> _What to work on_
In the data below, find each line containing the string "content" and return it.

Excerpts from a figure dataset
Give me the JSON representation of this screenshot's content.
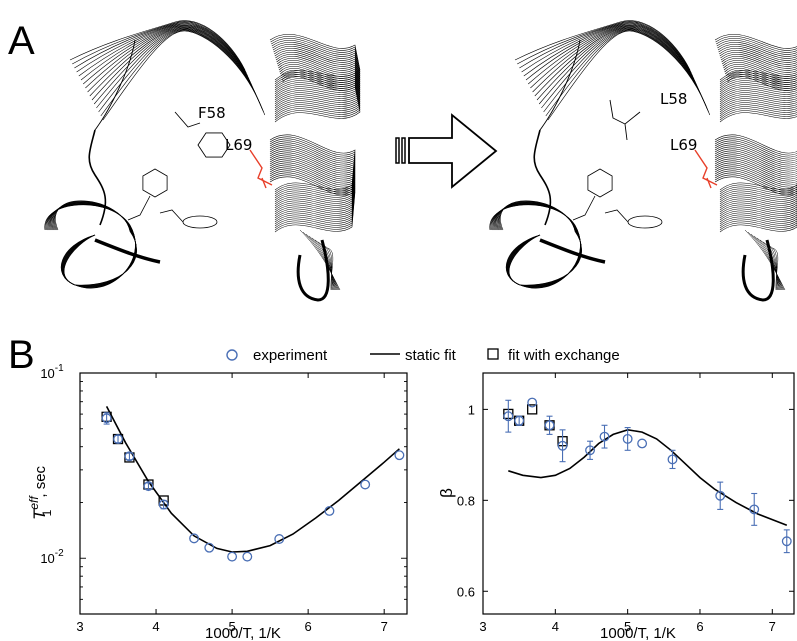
{
  "figure": {
    "panel_a": "A",
    "panel_b": "B",
    "labels": {
      "left_aromatic": "F58",
      "left_leucine": "L69",
      "right_mutant": "L58",
      "right_leucine": "L69"
    },
    "colors": {
      "ribbon": "#000000",
      "highlight": "#e8402a",
      "marker": "#4a6fb5",
      "line": "#000000"
    }
  },
  "legend": {
    "experiment": "experiment",
    "static_fit": "static fit",
    "fit_exchange": "fit with exchange"
  },
  "chart_data": [
    {
      "type": "scatter",
      "ylabel_main": "T",
      "ylabel_sup": "eff",
      "ylabel_sub": "1",
      "ylabel_tail": ", sec",
      "xlabel": "1000/T, 1/K",
      "xlim": [
        3,
        7.3
      ],
      "ylim": [
        0.005,
        0.1
      ],
      "yscale": "log",
      "xticks": [
        "3",
        "4",
        "5",
        "6",
        "7"
      ],
      "yticks": [
        {
          "base": "10",
          "exp": "-1",
          "value": 0.1
        },
        {
          "base": "10",
          "exp": "-2",
          "value": 0.01
        }
      ],
      "series": [
        {
          "name": "experiment",
          "x": [
            3.35,
            3.5,
            3.65,
            3.9,
            4.1,
            4.5,
            4.7,
            5.0,
            5.2,
            5.62,
            6.28,
            6.75,
            7.2
          ],
          "y": [
            0.057,
            0.044,
            0.0355,
            0.0245,
            0.0195,
            0.0128,
            0.0114,
            0.0102,
            0.0102,
            0.0127,
            0.018,
            0.025,
            0.036
          ],
          "err": [
            0.004,
            0.002,
            0.0015,
            0.001,
            0.001,
            0,
            0,
            0,
            0,
            0,
            0,
            0,
            0
          ]
        },
        {
          "name": "fit with exchange",
          "x": [
            3.35,
            3.5,
            3.65,
            3.9,
            4.1
          ],
          "y": [
            0.058,
            0.044,
            0.035,
            0.025,
            0.0205
          ]
        },
        {
          "name": "static fit",
          "x": [
            3.35,
            3.6,
            3.9,
            4.2,
            4.5,
            4.8,
            5.0,
            5.2,
            5.5,
            5.8,
            6.1,
            6.4,
            6.7,
            7.0,
            7.2
          ],
          "y": [
            0.066,
            0.042,
            0.026,
            0.0175,
            0.0132,
            0.0113,
            0.0108,
            0.0109,
            0.0117,
            0.0135,
            0.0165,
            0.0205,
            0.026,
            0.033,
            0.039
          ]
        }
      ]
    },
    {
      "type": "scatter",
      "ylabel": "β",
      "xlabel": "1000/T, 1/K",
      "xlim": [
        3,
        7.3
      ],
      "ylim": [
        0.55,
        1.08
      ],
      "xticks": [
        "3",
        "4",
        "5",
        "6",
        "7"
      ],
      "yticks": [
        {
          "label": "1",
          "value": 1.0
        },
        {
          "label": "0.8",
          "value": 0.8
        },
        {
          "label": "0.6",
          "value": 0.6
        }
      ],
      "series": [
        {
          "name": "experiment",
          "x": [
            3.35,
            3.5,
            3.68,
            3.92,
            4.1,
            4.48,
            4.68,
            5.0,
            5.2,
            5.62,
            6.28,
            6.75,
            7.2
          ],
          "y": [
            0.985,
            0.975,
            1.015,
            0.965,
            0.92,
            0.91,
            0.94,
            0.935,
            0.925,
            0.89,
            0.81,
            0.78,
            0.71
          ],
          "err": [
            0.035,
            0.01,
            0,
            0.02,
            0.035,
            0.02,
            0.025,
            0.025,
            0,
            0.02,
            0.03,
            0.035,
            0.025
          ]
        },
        {
          "name": "fit with exchange",
          "x": [
            3.35,
            3.5,
            3.68,
            3.92,
            4.1
          ],
          "y": [
            0.99,
            0.975,
            1.0,
            0.965,
            0.93
          ]
        },
        {
          "name": "static fit",
          "x": [
            3.35,
            3.55,
            3.8,
            4.0,
            4.2,
            4.4,
            4.6,
            4.8,
            5.0,
            5.2,
            5.4,
            5.6,
            5.8,
            6.0,
            6.2,
            6.5,
            6.8,
            7.2
          ],
          "y": [
            0.865,
            0.855,
            0.85,
            0.855,
            0.87,
            0.895,
            0.925,
            0.945,
            0.955,
            0.95,
            0.935,
            0.91,
            0.88,
            0.85,
            0.825,
            0.795,
            0.77,
            0.745
          ]
        }
      ]
    }
  ]
}
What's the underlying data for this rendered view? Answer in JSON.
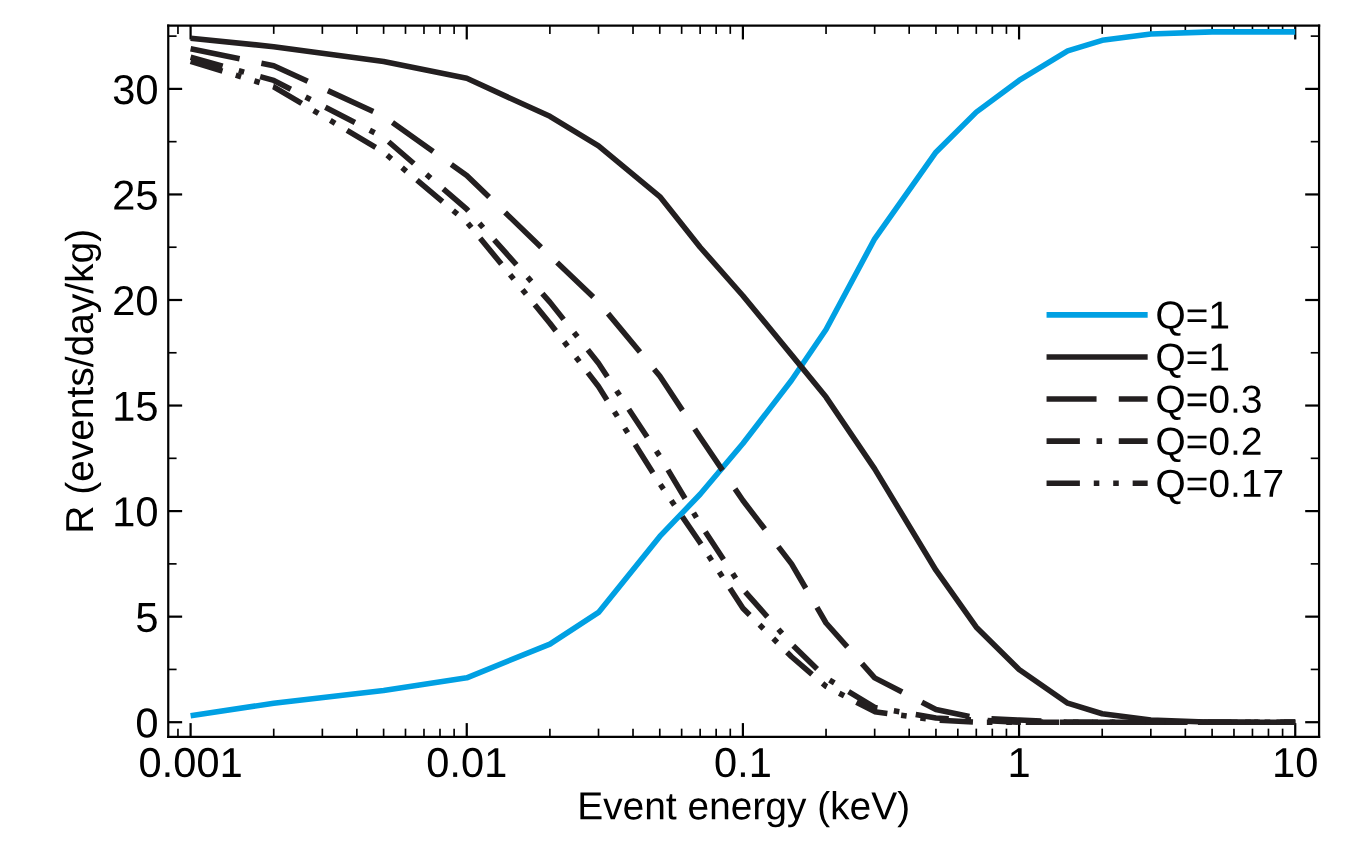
{
  "chart_data": {
    "type": "line",
    "xlabel": "Event energy (keV)",
    "ylabel": "R (events/day/kg)",
    "log": "x",
    "xlim": [
      0.00083,
      12.2
    ],
    "xticks": [
      {
        "value": 0.001,
        "label": "0.001"
      },
      {
        "value": 0.01,
        "label": "0.01"
      },
      {
        "value": 0.1,
        "label": "0.1"
      },
      1,
      10
    ],
    "ylim": [
      -0.7,
      33
    ],
    "yticks": [
      0,
      5,
      10,
      15,
      20,
      25,
      30
    ],
    "grid": false,
    "legend": "right",
    "marker": "none",
    "x": [
      0.001,
      0.002,
      0.005,
      0.01,
      0.02,
      0.03,
      0.05,
      0.07,
      0.1,
      0.15,
      0.2,
      0.3,
      0.5,
      0.7,
      1,
      1.5,
      2,
      3,
      5,
      10
    ],
    "series": [
      {
        "name": "Q=1",
        "color": "#00a0e3",
        "line_style": "solid",
        "values": [
          0.3,
          0.9,
          1.5,
          2.1,
          3.7,
          5.2,
          8.8,
          10.8,
          13.2,
          16.2,
          18.6,
          22.9,
          27,
          28.9,
          30.4,
          31.8,
          32.3,
          32.6,
          32.7,
          32.7
        ]
      },
      {
        "name": "Q=1",
        "color": "#231f20",
        "line_style": "solid",
        "values": [
          32.4,
          32.0,
          31.3,
          30.5,
          28.7,
          27.3,
          24.9,
          22.5,
          20.2,
          17.4,
          15.4,
          12,
          7.2,
          4.5,
          2.5,
          0.9,
          0.4,
          0.1,
          0,
          0
        ]
      },
      {
        "name": "Q=0.3",
        "color": "#231f20",
        "line_style": "dashed",
        "values": [
          31.9,
          31.1,
          28.7,
          25.9,
          22.1,
          19.9,
          16.4,
          13.5,
          10.5,
          7.5,
          4.7,
          2.1,
          0.6,
          0.2,
          0.1,
          0,
          0,
          0,
          0,
          0
        ]
      },
      {
        "name": "Q=0.2",
        "color": "#231f20",
        "line_style": "dashdot",
        "values": [
          31.5,
          30.4,
          27.7,
          24.3,
          19.9,
          17,
          12.6,
          9.4,
          6.3,
          3.7,
          2.1,
          0.7,
          0.2,
          0.1,
          0,
          0,
          0,
          0,
          0,
          0
        ]
      },
      {
        "name": "Q=0.17",
        "color": "#231f20",
        "line_style": "dashdotdot",
        "values": [
          31.3,
          30.1,
          27,
          23.7,
          18.9,
          15.9,
          11.3,
          8.5,
          5.4,
          3.1,
          1.7,
          0.5,
          0.1,
          0,
          0,
          0,
          0,
          0,
          0,
          0
        ]
      }
    ]
  }
}
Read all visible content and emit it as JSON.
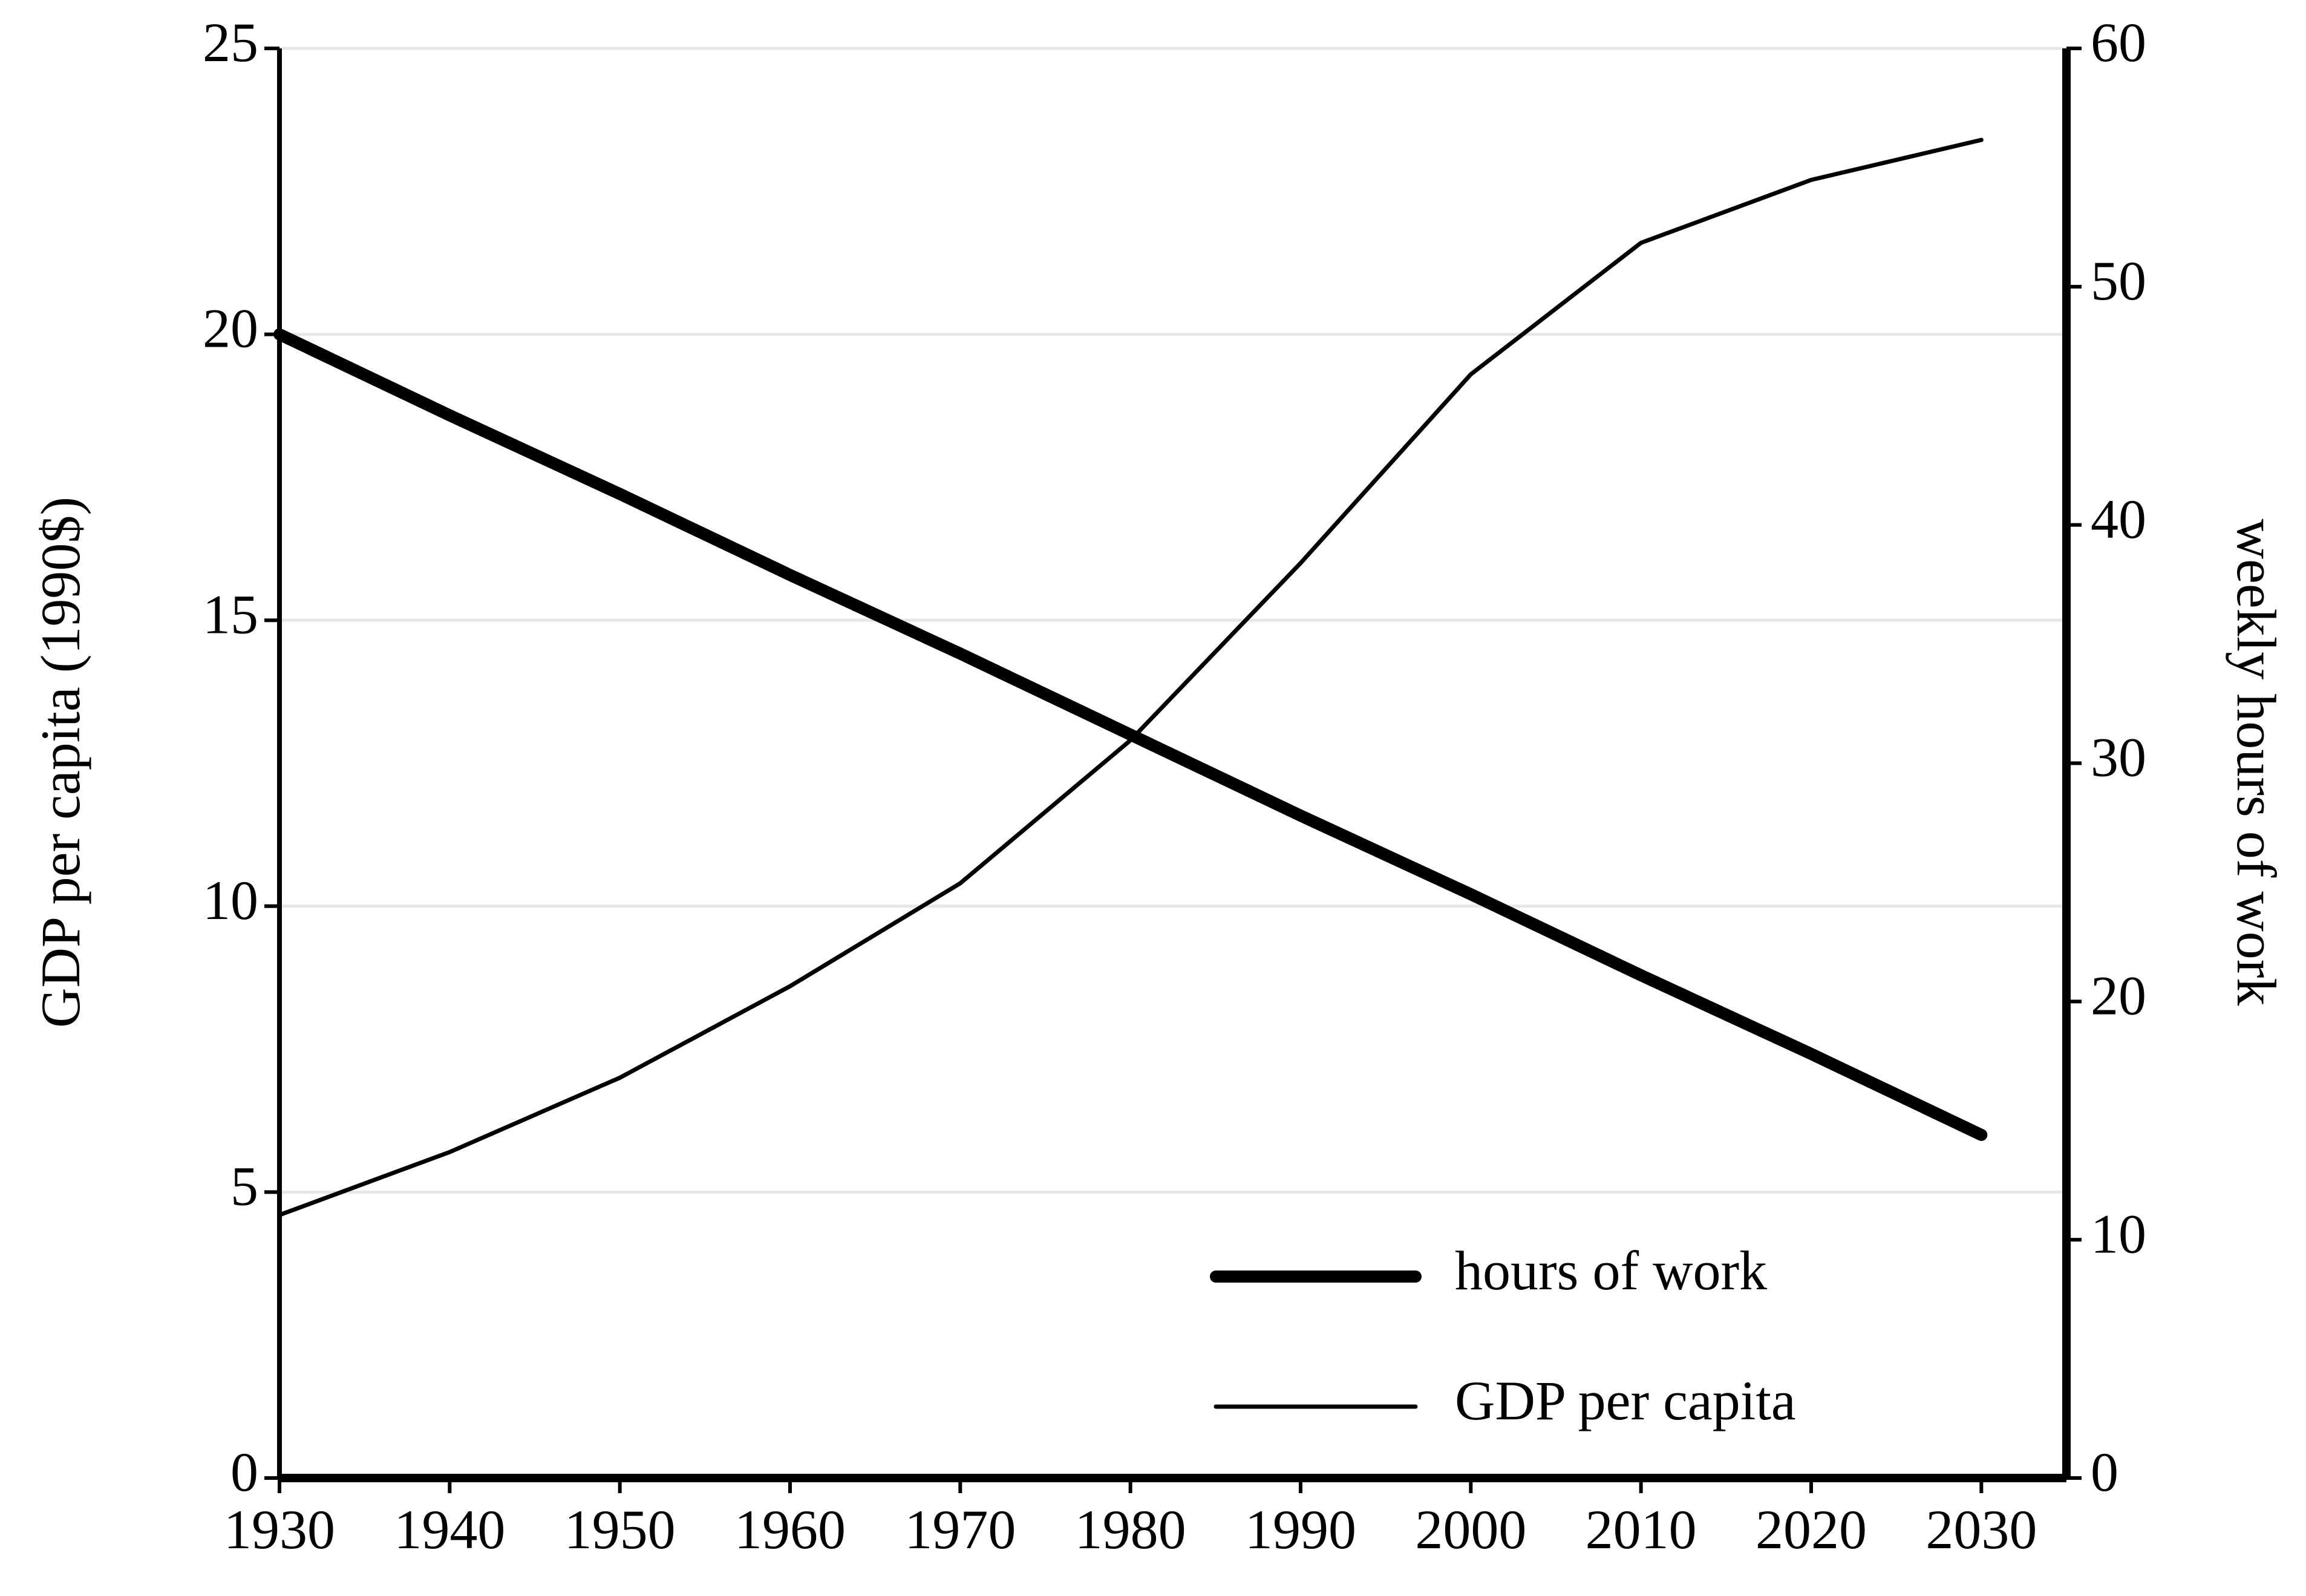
{
  "chart_data": {
    "type": "line",
    "x": [
      1930,
      1940,
      1950,
      1960,
      1970,
      1980,
      1990,
      2000,
      2010,
      2020,
      2030
    ],
    "xlim": [
      1930,
      2035
    ],
    "xticks": [
      1930,
      1940,
      1950,
      1960,
      1970,
      1980,
      1990,
      2000,
      2010,
      2020,
      2030
    ],
    "ylabel": "GDP per capita (1990$)",
    "ylim": [
      0,
      25
    ],
    "yticks": [
      0,
      5,
      10,
      15,
      20,
      25
    ],
    "y2label": "weekly hours of work",
    "y2lim": [
      0,
      60
    ],
    "y2ticks": [
      0,
      10,
      20,
      30,
      40,
      50,
      60
    ],
    "grid": true,
    "legend": "lower right",
    "series": [
      {
        "name": "hours of work",
        "color": "#000000",
        "linewidth": 20,
        "axis": "y2",
        "values": [
          48,
          44.6,
          41.3,
          37.9,
          34.6,
          31.2,
          27.8,
          24.5,
          21.1,
          17.8,
          14.4
        ]
      },
      {
        "name": "GDP per capita",
        "color": "#000000",
        "linewidth": 7,
        "values": [
          4.6,
          5.7,
          7.0,
          8.6,
          10.4,
          12.9,
          16.0,
          19.3,
          21.6,
          22.7,
          23.4
        ]
      }
    ]
  }
}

> _Result of this exercise_
Give me the JSON representation of this screenshot's content.
Read all visible content and emit it as JSON.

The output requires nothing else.